(CHALLENGE):
Copy every entry word for word. Skip the pictures.

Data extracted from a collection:
# # # #
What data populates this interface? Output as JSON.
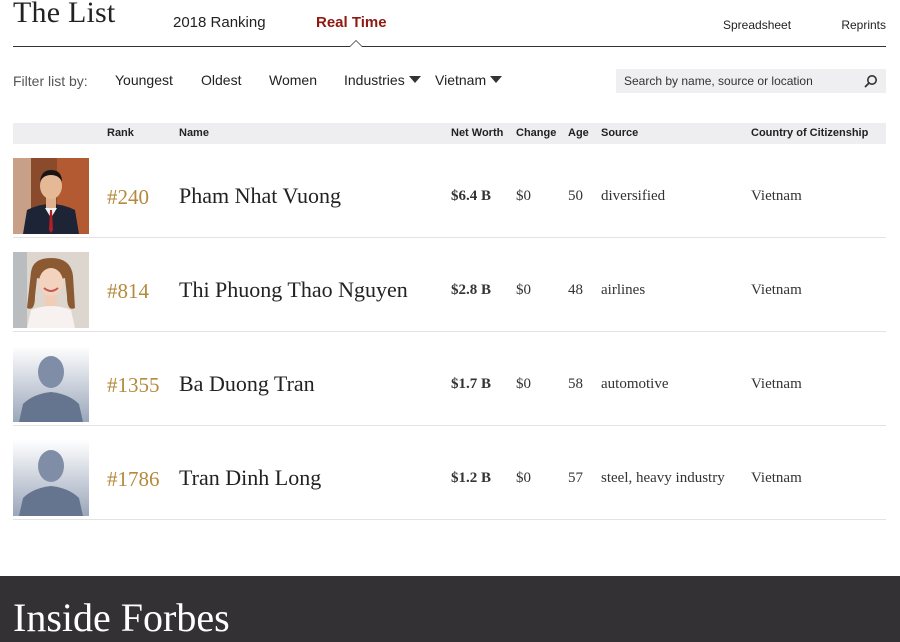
{
  "header": {
    "title": "The List",
    "tabs": [
      {
        "label": "2018 Ranking",
        "active": false
      },
      {
        "label": "Real Time",
        "active": true
      }
    ],
    "links": {
      "spreadsheet": "Spreadsheet",
      "reprints": "Reprints"
    }
  },
  "filters": {
    "label": "Filter list by:",
    "options": [
      "Youngest",
      "Oldest",
      "Women"
    ],
    "dropdowns": {
      "industries": "Industries",
      "country": "Vietnam"
    }
  },
  "search": {
    "placeholder": "Search by name, source or location"
  },
  "table": {
    "columns": {
      "rank": "Rank",
      "name": "Name",
      "net_worth": "Net Worth",
      "change": "Change",
      "age": "Age",
      "source": "Source",
      "country": "Country of Citizenship"
    },
    "rows": [
      {
        "rank": "#240",
        "name": "Pham Nhat Vuong",
        "net_worth": "$6.4 B",
        "change": "$0",
        "age": "50",
        "source": "diversified",
        "country": "Vietnam",
        "photo": "photo-man"
      },
      {
        "rank": "#814",
        "name": "Thi Phuong Thao Nguyen",
        "net_worth": "$2.8 B",
        "change": "$0",
        "age": "48",
        "source": "airlines",
        "country": "Vietnam",
        "photo": "photo-woman"
      },
      {
        "rank": "#1355",
        "name": "Ba Duong Tran",
        "net_worth": "$1.7 B",
        "change": "$0",
        "age": "58",
        "source": "automotive",
        "country": "Vietnam",
        "photo": "placeholder"
      },
      {
        "rank": "#1786",
        "name": "Tran Dinh Long",
        "net_worth": "$1.2 B",
        "change": "$0",
        "age": "57",
        "source": "steel, heavy industry",
        "country": "Vietnam",
        "photo": "placeholder"
      }
    ]
  },
  "footer": {
    "title": "Inside Forbes"
  },
  "colors": {
    "accent_red": "#8e1a12",
    "rank_gold": "#b48a3c",
    "footer_bg": "#333133",
    "header_bg": "#eeedf0"
  }
}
# # # #
(ANSWER TO THE PROBLEM):
What data populates this interface? Output as JSON.
{
  "header": {
    "title": "The List",
    "tabs": [
      {
        "label": "2018 Ranking",
        "active": false
      },
      {
        "label": "Real Time",
        "active": true
      }
    ],
    "links": {
      "spreadsheet": "Spreadsheet",
      "reprints": "Reprints"
    }
  },
  "filters": {
    "label": "Filter list by:",
    "options": [
      "Youngest",
      "Oldest",
      "Women"
    ],
    "dropdowns": {
      "industries": "Industries",
      "country": "Vietnam"
    }
  },
  "search": {
    "placeholder": "Search by name, source or location"
  },
  "table": {
    "columns": {
      "rank": "Rank",
      "name": "Name",
      "net_worth": "Net Worth",
      "change": "Change",
      "age": "Age",
      "source": "Source",
      "country": "Country of Citizenship"
    },
    "rows": [
      {
        "rank": "#240",
        "name": "Pham Nhat Vuong",
        "net_worth": "$6.4 B",
        "change": "$0",
        "age": "50",
        "source": "diversified",
        "country": "Vietnam",
        "photo": "photo-man"
      },
      {
        "rank": "#814",
        "name": "Thi Phuong Thao Nguyen",
        "net_worth": "$2.8 B",
        "change": "$0",
        "age": "48",
        "source": "airlines",
        "country": "Vietnam",
        "photo": "photo-woman"
      },
      {
        "rank": "#1355",
        "name": "Ba Duong Tran",
        "net_worth": "$1.7 B",
        "change": "$0",
        "age": "58",
        "source": "automotive",
        "country": "Vietnam",
        "photo": "placeholder"
      },
      {
        "rank": "#1786",
        "name": "Tran Dinh Long",
        "net_worth": "$1.2 B",
        "change": "$0",
        "age": "57",
        "source": "steel, heavy industry",
        "country": "Vietnam",
        "photo": "placeholder"
      }
    ]
  },
  "footer": {
    "title": "Inside Forbes"
  },
  "colors": {
    "accent_red": "#8e1a12",
    "rank_gold": "#b48a3c",
    "footer_bg": "#333133",
    "header_bg": "#eeedf0"
  }
}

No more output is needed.